● Data excerpts:

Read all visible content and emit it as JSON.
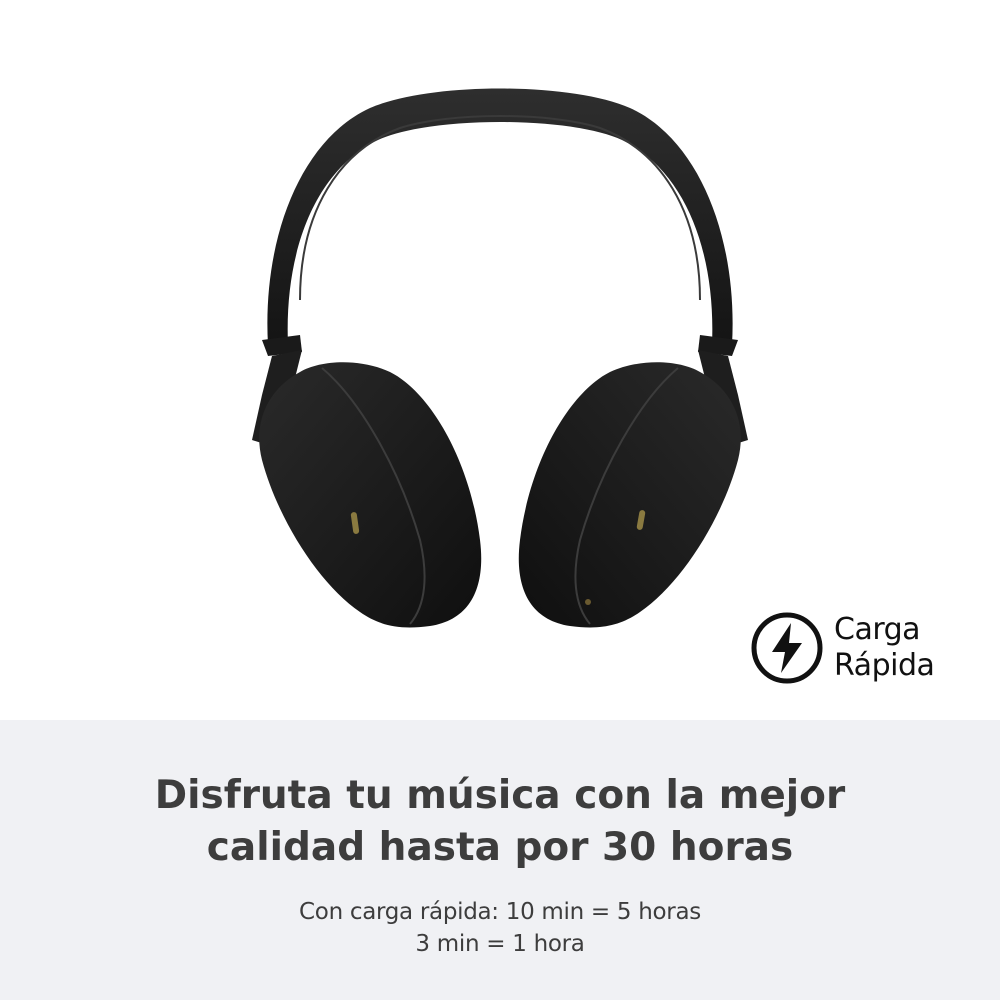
{
  "badge": {
    "icon": "lightning-bolt-icon",
    "line1": "Carga",
    "line2": "Rápida"
  },
  "headline": {
    "line1": "Disfruta tu música con la mejor",
    "line2": "calidad hasta por 30 horas"
  },
  "subtext": {
    "line1": "Con carga rápida: 10 min = 5 horas",
    "line2": "3 min = 1 hora"
  },
  "colors": {
    "panel_background": "#f0f1f4",
    "headline_text": "#3d3d3d",
    "product": "#1c1c1c"
  }
}
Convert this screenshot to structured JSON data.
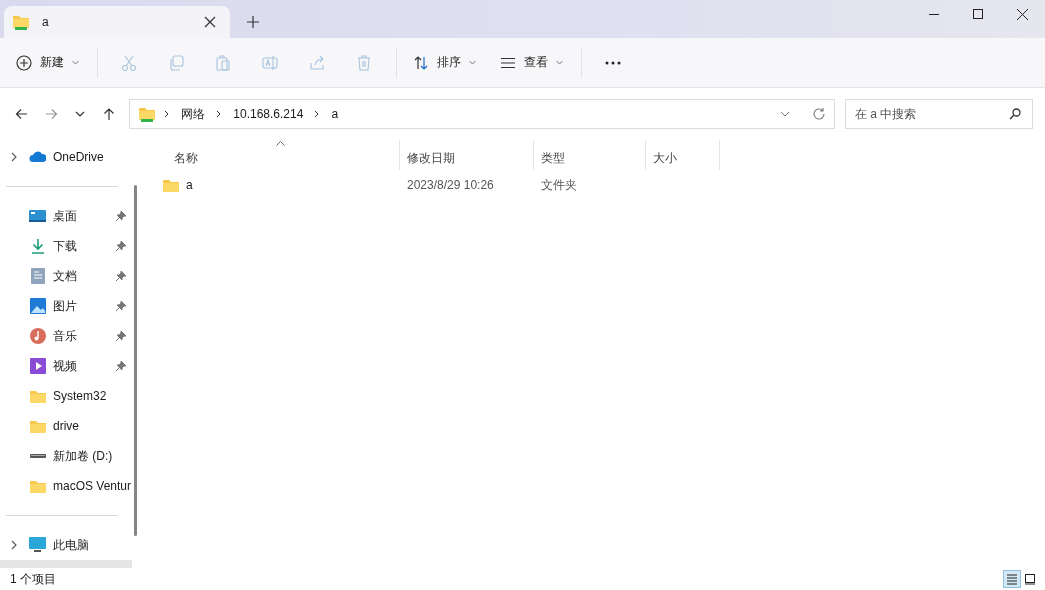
{
  "window": {
    "tab_title": "a"
  },
  "toolbar": {
    "new": {
      "label": "新建"
    },
    "actions": [
      {
        "disabled": true
      },
      {
        "disabled": true
      },
      {
        "disabled": true
      },
      {
        "disabled": true
      },
      {
        "disabled": true
      },
      {
        "disabled": true
      }
    ],
    "sort": {
      "label": "排序"
    },
    "view": {
      "label": "查看"
    }
  },
  "address": {
    "crumbs": [
      "网络",
      "10.168.6.214",
      "a"
    ],
    "search_placeholder": "在 a 中搜索"
  },
  "sidebar": {
    "sections": [
      {
        "items": [
          {
            "label": "OneDrive",
            "expanded": false,
            "selected": false
          }
        ]
      },
      {
        "items": [
          {
            "label": "桌面",
            "pinned": true,
            "selected": false
          },
          {
            "label": "下载",
            "pinned": true,
            "selected": false
          },
          {
            "label": "文档",
            "pinned": true,
            "selected": false
          },
          {
            "label": "图片",
            "pinned": true,
            "selected": false
          },
          {
            "label": "音乐",
            "pinned": true,
            "selected": false
          },
          {
            "label": "视频",
            "pinned": true,
            "selected": false
          },
          {
            "label": "System32",
            "pinned": false,
            "selected": false
          },
          {
            "label": "drive",
            "pinned": false,
            "selected": false
          },
          {
            "label": "新加卷 (D:)",
            "pinned": false,
            "selected": false
          },
          {
            "label": "macOS Ventur",
            "pinned": false,
            "selected": false
          }
        ]
      },
      {
        "items": [
          {
            "label": "此电脑",
            "expanded": false,
            "selected": false
          },
          {
            "selected": true
          }
        ]
      }
    ]
  },
  "file_list": {
    "columns": [
      {
        "label": "名称",
        "sorted": true
      },
      {
        "label": "修改日期",
        "sorted": false
      },
      {
        "label": "类型",
        "sorted": false
      },
      {
        "label": "大小",
        "sorted": false
      }
    ],
    "rows": [
      {
        "name": "a",
        "modified": "2023/8/29 10:26",
        "type": "文件夹"
      }
    ]
  },
  "status_bar": {
    "count": "1 个项目",
    "views": [
      {
        "selected": true
      },
      {
        "selected": false
      }
    ]
  }
}
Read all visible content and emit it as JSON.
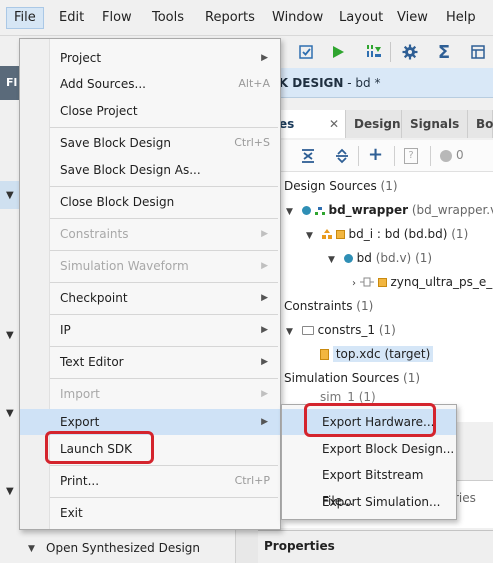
{
  "menubar": {
    "items": [
      "File",
      "Edit",
      "Flow",
      "Tools",
      "Reports",
      "Window",
      "Layout",
      "View",
      "Help"
    ]
  },
  "toolbar": {
    "icons": [
      "edit-check-icon",
      "run-icon",
      "bitstream-icon",
      "settings-icon",
      "sigma-icon"
    ]
  },
  "left_strip": {
    "dark_label": "Fl"
  },
  "header": {
    "title_prefix": "CK DESIGN",
    "title_suffix": " - bd *"
  },
  "tabs": {
    "items": [
      "rces",
      "Design",
      "Signals",
      "Boa"
    ]
  },
  "sources_toolbar": {
    "badge_count": "0"
  },
  "tree": {
    "design_sources": {
      "label": "Design Sources",
      "count": "(1)"
    },
    "bd_wrapper": {
      "name": "bd_wrapper",
      "file": "(bd_wrapper.v)",
      "count": "("
    },
    "bd_i": {
      "name": "bd_i : bd (bd.bd)",
      "count": "(1)"
    },
    "bd": {
      "name": "bd",
      "file": "(bd.v)",
      "count": "(1)"
    },
    "zynq": {
      "name": "zynq_ultra_ps_e_"
    },
    "constraints": {
      "label": "Constraints",
      "count": "(1)"
    },
    "constrs": {
      "label": "constrs_1",
      "count": "(1)"
    },
    "topxdc": {
      "label": "top.xdc (target)"
    },
    "sim_sources": {
      "label": "Simulation Sources",
      "count": "(1)"
    },
    "sim_partial": {
      "label": "sim_1 (1)"
    }
  },
  "lower_panel": {
    "tab_partial": "ries"
  },
  "properties": {
    "label": "Properties"
  },
  "left_bottom": {
    "label": "Open Synthesized Design"
  },
  "file_menu": {
    "project": "Project",
    "add_sources": "Add Sources...",
    "add_sources_accel": "Alt+A",
    "close_project": "Close Project",
    "save_bd": "Save Block Design",
    "save_bd_accel": "Ctrl+S",
    "save_bd_as": "Save Block Design As...",
    "close_bd": "Close Block Design",
    "constraints": "Constraints",
    "sim_waveform": "Simulation Waveform",
    "checkpoint": "Checkpoint",
    "ip": "IP",
    "text_editor": "Text Editor",
    "import": "Import",
    "export": "Export",
    "launch_sdk": "Launch SDK",
    "print": "Print...",
    "print_accel": "Ctrl+P",
    "exit": "Exit"
  },
  "export_menu": {
    "export_hardware": "Export Hardware...",
    "export_block_design": "Export Block Design...",
    "export_bitstream": "Export Bitstream File...",
    "export_simulation": "Export Simulation..."
  },
  "colors": {
    "highlight_ring": "#d4242d",
    "menu_hover": "#cfe2f6",
    "accent_blue": "#2f6fb0",
    "run_green": "#2fa52f"
  }
}
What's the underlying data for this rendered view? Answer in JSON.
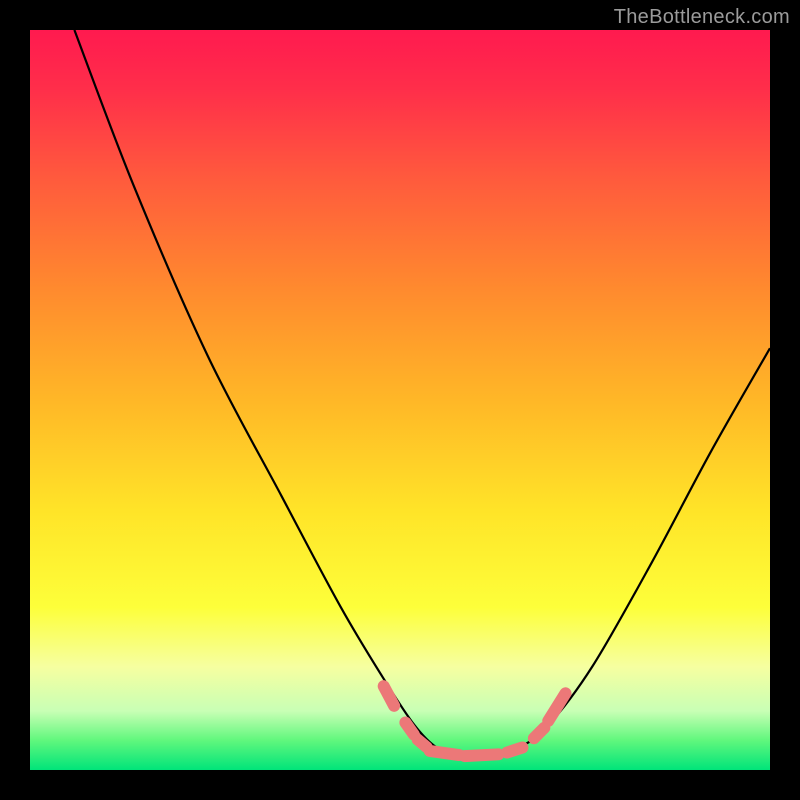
{
  "watermark": "TheBottleneck.com",
  "chart_data": {
    "type": "line",
    "title": "",
    "xlabel": "",
    "ylabel": "",
    "xlim": [
      0,
      100
    ],
    "ylim": [
      0,
      100
    ],
    "grid": false,
    "legend": false,
    "note": "Axes have no visible tick labels; values below are estimated percentages of plot width/height from visual position.",
    "series": [
      {
        "name": "bottleneck-curve",
        "color": "#000000",
        "points": [
          {
            "x": 6,
            "y": 100
          },
          {
            "x": 14,
            "y": 79
          },
          {
            "x": 24,
            "y": 56
          },
          {
            "x": 34,
            "y": 37
          },
          {
            "x": 42,
            "y": 22
          },
          {
            "x": 48,
            "y": 12
          },
          {
            "x": 52,
            "y": 6
          },
          {
            "x": 55,
            "y": 3
          },
          {
            "x": 58,
            "y": 2
          },
          {
            "x": 62,
            "y": 2
          },
          {
            "x": 66,
            "y": 3
          },
          {
            "x": 70,
            "y": 6
          },
          {
            "x": 76,
            "y": 14
          },
          {
            "x": 84,
            "y": 28
          },
          {
            "x": 92,
            "y": 43
          },
          {
            "x": 100,
            "y": 57
          }
        ]
      }
    ],
    "markers": {
      "color_hex": "#ec7878",
      "description": "Pink rounded dashes/dots overlaid near the bottom of the V curve",
      "segments": [
        {
          "cx": 48.5,
          "cy": 10.0,
          "len": 3.0,
          "angle": -62
        },
        {
          "cx": 51.3,
          "cy": 5.6,
          "len": 2.0,
          "angle": -55
        },
        {
          "cx": 53.0,
          "cy": 3.6,
          "len": 1.6,
          "angle": -40
        },
        {
          "cx": 56.0,
          "cy": 2.3,
          "len": 4.0,
          "angle": -8
        },
        {
          "cx": 61.0,
          "cy": 2.0,
          "len": 4.6,
          "angle": 3
        },
        {
          "cx": 65.5,
          "cy": 2.7,
          "len": 2.2,
          "angle": 18
        },
        {
          "cx": 68.8,
          "cy": 5.0,
          "len": 2.0,
          "angle": 45
        },
        {
          "cx": 71.2,
          "cy": 8.5,
          "len": 4.4,
          "angle": 58
        }
      ]
    }
  }
}
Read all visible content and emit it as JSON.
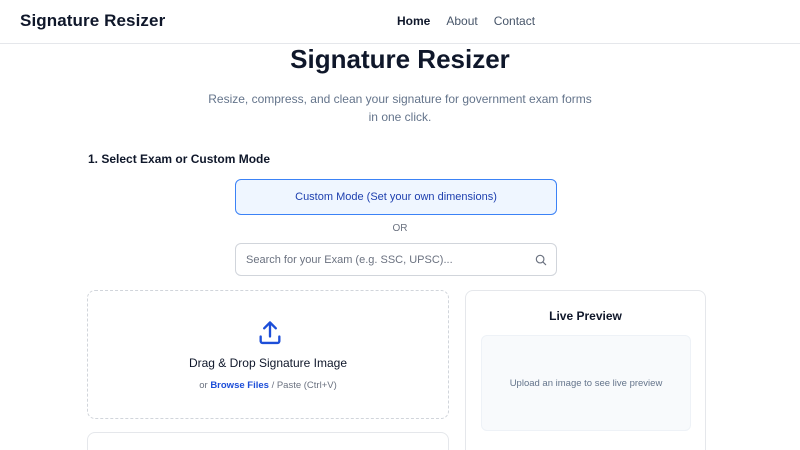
{
  "navbar": {
    "brand": "Signature Resizer",
    "links": [
      {
        "label": "Home",
        "active": true
      },
      {
        "label": "About",
        "active": false
      },
      {
        "label": "Contact",
        "active": false
      }
    ]
  },
  "hero": {
    "title": "Signature Resizer",
    "subtitle": "Resize, compress, and clean your signature for government exam forms in one click."
  },
  "exam_section": {
    "label": "1. Select Exam or Custom Mode",
    "custom_mode_label": "Custom Mode (Set your own dimensions)",
    "or_text": "OR",
    "search_placeholder": "Search for your Exam (e.g. SSC, UPSC)...",
    "search_value": ""
  },
  "upload": {
    "title": "Drag & Drop Signature Image",
    "prefix": "or",
    "browse_label": "Browse Files",
    "suffix": "/ Paste (Ctrl+V)"
  },
  "preview": {
    "title": "Live Preview",
    "placeholder": "Upload an image to see live preview"
  },
  "colors": {
    "accent": "#3b82f6",
    "accent_bg": "#eff6ff",
    "link": "#1d4ed8",
    "text": "#0f172a",
    "muted": "#64748b"
  },
  "icons": {
    "search": "search-icon",
    "upload": "upload-icon"
  }
}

● Goal of the exercise:
List the lines of the material in which the word "Close" occurs.

● Solution:
    "close_project": "Close Project",
    "close_bd": "Close Block Design",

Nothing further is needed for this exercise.